» **Exercise details**
Return every line below as is, leaving out the pictures.

» **Given data**
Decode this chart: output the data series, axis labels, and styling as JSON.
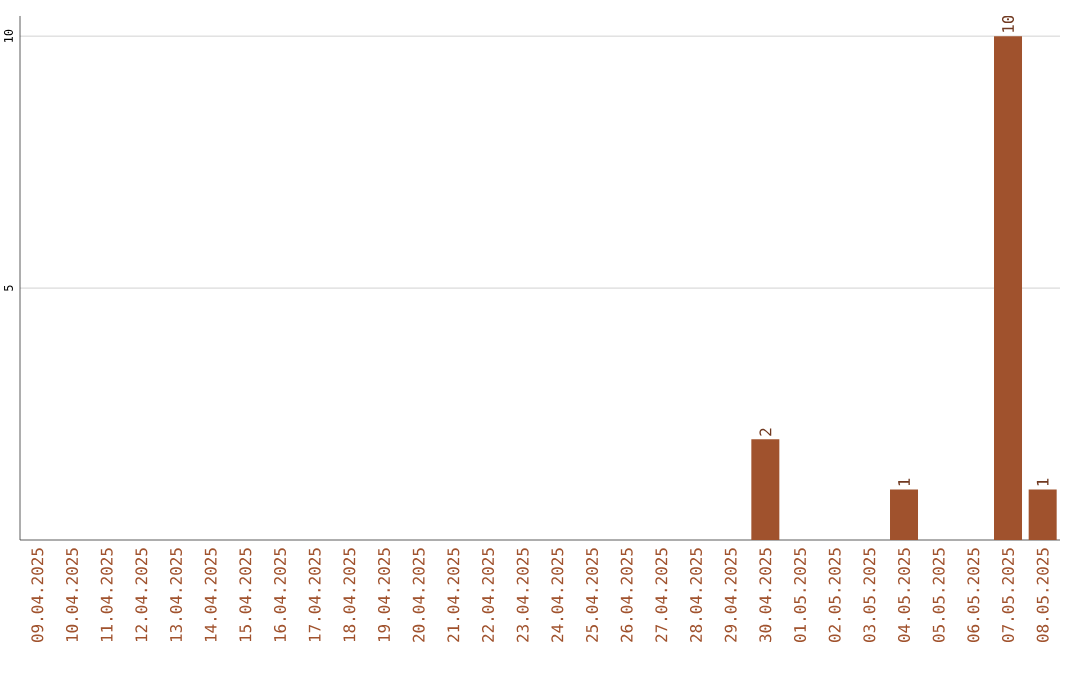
{
  "chart_data": {
    "type": "bar",
    "categories": [
      "09.04.2025",
      "10.04.2025",
      "11.04.2025",
      "12.04.2025",
      "13.04.2025",
      "14.04.2025",
      "15.04.2025",
      "16.04.2025",
      "17.04.2025",
      "18.04.2025",
      "19.04.2025",
      "20.04.2025",
      "21.04.2025",
      "22.04.2025",
      "23.04.2025",
      "24.04.2025",
      "25.04.2025",
      "26.04.2025",
      "27.04.2025",
      "28.04.2025",
      "29.04.2025",
      "30.04.2025",
      "01.05.2025",
      "02.05.2025",
      "03.05.2025",
      "04.05.2025",
      "05.05.2025",
      "06.05.2025",
      "07.05.2025",
      "08.05.2025"
    ],
    "values": [
      0,
      0,
      0,
      0,
      0,
      0,
      0,
      0,
      0,
      0,
      0,
      0,
      0,
      0,
      0,
      0,
      0,
      0,
      0,
      0,
      0,
      2,
      0,
      0,
      0,
      1,
      0,
      0,
      10,
      1
    ],
    "value_labels": [
      null,
      null,
      null,
      null,
      null,
      null,
      null,
      null,
      null,
      null,
      null,
      null,
      null,
      null,
      null,
      null,
      null,
      null,
      null,
      null,
      null,
      "2",
      null,
      null,
      null,
      "1",
      null,
      null,
      "10",
      "1"
    ],
    "color": "#a0522d",
    "ylim": [
      0,
      10.4
    ],
    "yticks": [
      5,
      10
    ],
    "grid": "y"
  }
}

» **Solution to the exercise**
Decode this chart: output the data series, axis labels, and styling as JSON.
{
  "chart_data": {
    "type": "bar",
    "categories": [
      "09.04.2025",
      "10.04.2025",
      "11.04.2025",
      "12.04.2025",
      "13.04.2025",
      "14.04.2025",
      "15.04.2025",
      "16.04.2025",
      "17.04.2025",
      "18.04.2025",
      "19.04.2025",
      "20.04.2025",
      "21.04.2025",
      "22.04.2025",
      "23.04.2025",
      "24.04.2025",
      "25.04.2025",
      "26.04.2025",
      "27.04.2025",
      "28.04.2025",
      "29.04.2025",
      "30.04.2025",
      "01.05.2025",
      "02.05.2025",
      "03.05.2025",
      "04.05.2025",
      "05.05.2025",
      "06.05.2025",
      "07.05.2025",
      "08.05.2025"
    ],
    "values": [
      0,
      0,
      0,
      0,
      0,
      0,
      0,
      0,
      0,
      0,
      0,
      0,
      0,
      0,
      0,
      0,
      0,
      0,
      0,
      0,
      0,
      2,
      0,
      0,
      0,
      1,
      0,
      0,
      10,
      1
    ],
    "value_labels": [
      null,
      null,
      null,
      null,
      null,
      null,
      null,
      null,
      null,
      null,
      null,
      null,
      null,
      null,
      null,
      null,
      null,
      null,
      null,
      null,
      null,
      "2",
      null,
      null,
      null,
      "1",
      null,
      null,
      "10",
      "1"
    ],
    "color": "#a0522d",
    "ylim": [
      0,
      10.4
    ],
    "yticks": [
      5,
      10
    ],
    "grid": "y"
  }
}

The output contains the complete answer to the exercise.